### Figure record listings
++++
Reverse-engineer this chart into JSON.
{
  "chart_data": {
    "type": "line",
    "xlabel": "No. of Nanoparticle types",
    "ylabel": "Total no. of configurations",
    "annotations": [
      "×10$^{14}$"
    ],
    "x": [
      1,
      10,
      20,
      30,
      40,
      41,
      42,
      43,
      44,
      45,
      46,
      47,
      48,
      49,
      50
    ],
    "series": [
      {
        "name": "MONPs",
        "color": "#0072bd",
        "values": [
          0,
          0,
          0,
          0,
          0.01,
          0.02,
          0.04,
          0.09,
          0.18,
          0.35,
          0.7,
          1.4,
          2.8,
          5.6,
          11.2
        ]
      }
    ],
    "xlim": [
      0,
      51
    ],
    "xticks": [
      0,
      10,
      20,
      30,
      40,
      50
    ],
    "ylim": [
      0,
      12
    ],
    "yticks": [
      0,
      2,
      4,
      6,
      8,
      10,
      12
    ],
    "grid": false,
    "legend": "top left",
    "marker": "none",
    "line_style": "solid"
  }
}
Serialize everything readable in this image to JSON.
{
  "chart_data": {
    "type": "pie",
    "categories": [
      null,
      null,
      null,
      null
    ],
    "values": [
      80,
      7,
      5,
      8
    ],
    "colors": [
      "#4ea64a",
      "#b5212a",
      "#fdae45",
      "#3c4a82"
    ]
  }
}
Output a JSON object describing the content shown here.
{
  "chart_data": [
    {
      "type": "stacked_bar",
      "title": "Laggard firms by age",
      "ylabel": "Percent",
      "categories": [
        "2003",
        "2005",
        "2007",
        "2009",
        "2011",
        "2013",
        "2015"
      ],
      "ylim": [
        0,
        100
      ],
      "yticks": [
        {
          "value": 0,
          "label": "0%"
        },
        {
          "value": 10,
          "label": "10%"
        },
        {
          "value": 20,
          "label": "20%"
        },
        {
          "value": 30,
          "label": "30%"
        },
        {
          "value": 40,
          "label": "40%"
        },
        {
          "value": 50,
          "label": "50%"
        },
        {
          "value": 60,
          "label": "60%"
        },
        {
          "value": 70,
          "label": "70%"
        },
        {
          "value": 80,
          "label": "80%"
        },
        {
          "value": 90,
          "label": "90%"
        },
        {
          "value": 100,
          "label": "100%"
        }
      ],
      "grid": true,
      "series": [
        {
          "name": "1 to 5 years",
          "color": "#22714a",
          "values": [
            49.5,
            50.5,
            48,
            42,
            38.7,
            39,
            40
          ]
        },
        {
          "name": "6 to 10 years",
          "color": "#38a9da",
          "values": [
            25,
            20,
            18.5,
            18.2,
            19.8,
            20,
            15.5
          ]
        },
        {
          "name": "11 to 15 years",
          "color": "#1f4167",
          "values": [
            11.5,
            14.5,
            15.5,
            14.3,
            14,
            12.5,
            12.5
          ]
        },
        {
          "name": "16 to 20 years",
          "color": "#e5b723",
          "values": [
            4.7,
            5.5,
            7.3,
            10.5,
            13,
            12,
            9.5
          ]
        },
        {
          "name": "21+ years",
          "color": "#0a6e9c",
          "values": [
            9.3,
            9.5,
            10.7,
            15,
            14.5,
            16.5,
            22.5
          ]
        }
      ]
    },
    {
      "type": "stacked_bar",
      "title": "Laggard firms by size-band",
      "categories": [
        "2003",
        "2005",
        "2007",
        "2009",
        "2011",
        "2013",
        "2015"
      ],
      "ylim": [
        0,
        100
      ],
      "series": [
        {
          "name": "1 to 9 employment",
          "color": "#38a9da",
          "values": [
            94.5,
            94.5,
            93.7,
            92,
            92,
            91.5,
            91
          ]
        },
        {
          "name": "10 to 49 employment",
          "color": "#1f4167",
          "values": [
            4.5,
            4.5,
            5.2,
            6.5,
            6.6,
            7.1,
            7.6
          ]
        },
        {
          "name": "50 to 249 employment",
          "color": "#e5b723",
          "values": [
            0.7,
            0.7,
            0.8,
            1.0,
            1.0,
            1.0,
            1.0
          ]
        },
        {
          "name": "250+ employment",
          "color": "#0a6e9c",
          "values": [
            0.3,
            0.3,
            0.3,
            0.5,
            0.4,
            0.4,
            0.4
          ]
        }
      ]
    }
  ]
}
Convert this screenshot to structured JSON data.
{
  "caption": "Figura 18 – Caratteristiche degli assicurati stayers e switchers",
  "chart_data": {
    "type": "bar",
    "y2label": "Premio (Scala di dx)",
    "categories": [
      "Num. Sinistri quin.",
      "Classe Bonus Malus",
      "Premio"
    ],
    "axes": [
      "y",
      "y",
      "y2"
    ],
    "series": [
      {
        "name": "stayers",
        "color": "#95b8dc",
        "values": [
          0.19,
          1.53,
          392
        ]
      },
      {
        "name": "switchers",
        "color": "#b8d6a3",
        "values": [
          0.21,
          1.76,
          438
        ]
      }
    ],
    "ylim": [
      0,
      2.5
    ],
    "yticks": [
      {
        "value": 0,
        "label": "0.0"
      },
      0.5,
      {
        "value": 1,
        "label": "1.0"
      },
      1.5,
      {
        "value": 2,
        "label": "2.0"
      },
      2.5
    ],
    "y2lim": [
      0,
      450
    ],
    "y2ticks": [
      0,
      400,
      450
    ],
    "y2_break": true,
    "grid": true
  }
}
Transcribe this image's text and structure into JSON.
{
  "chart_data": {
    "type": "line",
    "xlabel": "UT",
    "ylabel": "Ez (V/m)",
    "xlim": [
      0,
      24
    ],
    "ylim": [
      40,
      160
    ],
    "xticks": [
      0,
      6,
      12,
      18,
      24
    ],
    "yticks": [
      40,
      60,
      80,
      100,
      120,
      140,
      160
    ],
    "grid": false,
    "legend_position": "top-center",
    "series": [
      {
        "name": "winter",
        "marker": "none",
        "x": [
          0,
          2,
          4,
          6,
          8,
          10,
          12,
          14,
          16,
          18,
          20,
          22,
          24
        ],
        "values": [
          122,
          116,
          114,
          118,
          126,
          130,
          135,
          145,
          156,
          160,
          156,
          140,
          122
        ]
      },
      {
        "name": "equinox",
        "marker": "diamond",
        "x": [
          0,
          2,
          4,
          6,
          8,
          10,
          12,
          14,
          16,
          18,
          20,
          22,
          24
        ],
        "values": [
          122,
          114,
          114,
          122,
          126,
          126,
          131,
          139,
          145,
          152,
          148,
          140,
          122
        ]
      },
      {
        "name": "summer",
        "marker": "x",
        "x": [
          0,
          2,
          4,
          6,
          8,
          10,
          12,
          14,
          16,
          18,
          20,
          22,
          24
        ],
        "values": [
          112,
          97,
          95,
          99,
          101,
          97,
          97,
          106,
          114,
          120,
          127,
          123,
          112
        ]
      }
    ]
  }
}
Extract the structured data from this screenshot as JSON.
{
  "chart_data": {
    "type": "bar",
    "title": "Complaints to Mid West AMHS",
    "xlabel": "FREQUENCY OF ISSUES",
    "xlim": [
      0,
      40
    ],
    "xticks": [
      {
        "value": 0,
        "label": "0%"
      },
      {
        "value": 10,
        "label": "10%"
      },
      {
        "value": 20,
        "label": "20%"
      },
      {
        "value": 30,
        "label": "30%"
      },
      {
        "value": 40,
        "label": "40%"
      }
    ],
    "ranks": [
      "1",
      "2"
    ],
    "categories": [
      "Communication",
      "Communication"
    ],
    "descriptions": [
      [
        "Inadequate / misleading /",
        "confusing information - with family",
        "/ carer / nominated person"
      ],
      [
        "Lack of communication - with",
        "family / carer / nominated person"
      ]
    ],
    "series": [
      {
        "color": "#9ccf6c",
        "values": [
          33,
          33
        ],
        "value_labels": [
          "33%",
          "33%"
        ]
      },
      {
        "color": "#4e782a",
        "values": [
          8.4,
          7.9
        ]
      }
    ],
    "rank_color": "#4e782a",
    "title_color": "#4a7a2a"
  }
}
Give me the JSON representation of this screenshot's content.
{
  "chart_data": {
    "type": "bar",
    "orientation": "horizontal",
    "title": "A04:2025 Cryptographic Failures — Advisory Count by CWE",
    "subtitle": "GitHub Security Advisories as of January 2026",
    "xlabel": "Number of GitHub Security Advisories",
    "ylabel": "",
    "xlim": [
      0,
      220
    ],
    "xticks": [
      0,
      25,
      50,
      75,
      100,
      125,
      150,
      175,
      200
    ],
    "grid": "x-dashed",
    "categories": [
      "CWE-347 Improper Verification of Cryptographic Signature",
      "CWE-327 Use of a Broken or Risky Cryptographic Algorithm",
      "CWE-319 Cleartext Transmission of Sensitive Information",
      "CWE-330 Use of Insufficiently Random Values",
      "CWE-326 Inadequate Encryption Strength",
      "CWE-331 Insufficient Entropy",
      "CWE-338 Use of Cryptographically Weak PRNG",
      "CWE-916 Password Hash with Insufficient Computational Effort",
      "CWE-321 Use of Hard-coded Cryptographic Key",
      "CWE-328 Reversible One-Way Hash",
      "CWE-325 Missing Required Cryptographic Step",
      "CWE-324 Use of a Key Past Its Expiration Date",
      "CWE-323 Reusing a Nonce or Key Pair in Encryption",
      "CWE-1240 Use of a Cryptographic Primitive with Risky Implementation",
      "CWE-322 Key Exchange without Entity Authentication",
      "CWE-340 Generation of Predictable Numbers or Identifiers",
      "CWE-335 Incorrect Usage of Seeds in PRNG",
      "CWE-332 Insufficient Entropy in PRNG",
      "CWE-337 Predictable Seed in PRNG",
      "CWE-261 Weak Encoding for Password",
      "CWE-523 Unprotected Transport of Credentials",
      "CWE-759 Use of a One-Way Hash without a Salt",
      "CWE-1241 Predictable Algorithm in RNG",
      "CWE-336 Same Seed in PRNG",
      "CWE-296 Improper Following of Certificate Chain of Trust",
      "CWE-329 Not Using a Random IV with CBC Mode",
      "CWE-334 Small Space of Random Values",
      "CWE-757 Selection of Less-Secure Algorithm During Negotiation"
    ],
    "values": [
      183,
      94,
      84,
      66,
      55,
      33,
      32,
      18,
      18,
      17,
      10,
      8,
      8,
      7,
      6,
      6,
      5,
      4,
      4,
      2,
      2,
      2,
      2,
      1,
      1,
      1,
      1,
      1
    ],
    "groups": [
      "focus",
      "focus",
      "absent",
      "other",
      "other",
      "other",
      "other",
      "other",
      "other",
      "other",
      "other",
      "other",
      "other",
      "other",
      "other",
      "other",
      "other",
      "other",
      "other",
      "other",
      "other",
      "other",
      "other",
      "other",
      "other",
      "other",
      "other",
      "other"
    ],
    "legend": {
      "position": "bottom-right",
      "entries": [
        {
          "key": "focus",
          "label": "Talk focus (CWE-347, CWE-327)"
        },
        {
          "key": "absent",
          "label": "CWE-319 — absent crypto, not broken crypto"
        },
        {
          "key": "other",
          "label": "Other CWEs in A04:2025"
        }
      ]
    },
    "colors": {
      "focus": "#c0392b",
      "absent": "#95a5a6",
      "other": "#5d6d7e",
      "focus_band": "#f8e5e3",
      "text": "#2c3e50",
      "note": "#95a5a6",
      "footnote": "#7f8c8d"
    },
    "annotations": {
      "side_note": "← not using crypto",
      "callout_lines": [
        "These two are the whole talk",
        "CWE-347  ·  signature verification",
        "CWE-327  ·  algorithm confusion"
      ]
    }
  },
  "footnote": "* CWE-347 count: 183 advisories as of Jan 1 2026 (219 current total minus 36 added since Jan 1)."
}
++++
### Your instructions
Show every line from the entries above in which the word "GitHub" appears.

### Final result
    "subtitle": "GitHub Security Advisories as of January 2026",
    "xlabel": "Number of GitHub Security Advisories",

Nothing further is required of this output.